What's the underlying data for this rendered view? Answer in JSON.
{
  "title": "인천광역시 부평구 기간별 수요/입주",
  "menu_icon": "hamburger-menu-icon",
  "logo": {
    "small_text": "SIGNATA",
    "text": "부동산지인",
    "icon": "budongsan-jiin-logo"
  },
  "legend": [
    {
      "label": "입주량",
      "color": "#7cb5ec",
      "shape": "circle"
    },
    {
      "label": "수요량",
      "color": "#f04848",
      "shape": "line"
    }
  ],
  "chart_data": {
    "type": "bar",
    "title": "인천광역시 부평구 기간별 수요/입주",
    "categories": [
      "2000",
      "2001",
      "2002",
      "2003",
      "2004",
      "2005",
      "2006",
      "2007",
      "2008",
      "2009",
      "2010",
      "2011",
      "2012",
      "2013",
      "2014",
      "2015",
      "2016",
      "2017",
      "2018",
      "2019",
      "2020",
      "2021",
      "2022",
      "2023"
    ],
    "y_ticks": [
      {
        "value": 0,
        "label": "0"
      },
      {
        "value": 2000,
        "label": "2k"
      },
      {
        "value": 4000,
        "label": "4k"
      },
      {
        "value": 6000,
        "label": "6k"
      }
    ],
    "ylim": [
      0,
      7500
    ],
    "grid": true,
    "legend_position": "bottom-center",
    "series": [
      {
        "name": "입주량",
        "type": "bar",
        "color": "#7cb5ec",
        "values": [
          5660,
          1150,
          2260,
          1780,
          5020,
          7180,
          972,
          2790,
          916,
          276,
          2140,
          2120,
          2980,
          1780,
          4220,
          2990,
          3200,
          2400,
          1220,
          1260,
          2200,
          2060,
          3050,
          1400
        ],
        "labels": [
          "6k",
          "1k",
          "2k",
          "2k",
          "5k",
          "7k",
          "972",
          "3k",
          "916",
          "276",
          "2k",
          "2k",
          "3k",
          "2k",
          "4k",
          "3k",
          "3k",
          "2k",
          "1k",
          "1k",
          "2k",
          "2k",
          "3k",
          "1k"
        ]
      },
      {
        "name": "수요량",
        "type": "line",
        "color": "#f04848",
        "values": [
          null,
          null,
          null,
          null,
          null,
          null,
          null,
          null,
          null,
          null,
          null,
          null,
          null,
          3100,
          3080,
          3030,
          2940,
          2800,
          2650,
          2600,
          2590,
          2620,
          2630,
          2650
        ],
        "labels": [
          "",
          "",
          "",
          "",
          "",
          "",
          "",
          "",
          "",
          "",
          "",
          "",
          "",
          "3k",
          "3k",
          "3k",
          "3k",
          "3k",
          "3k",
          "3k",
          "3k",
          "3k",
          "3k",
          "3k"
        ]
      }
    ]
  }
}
*-*-*
▸ Requirements
Provide the number of lines in these entries that hold the word "인천광역시", without any accompanying text.

▸ Written reply
2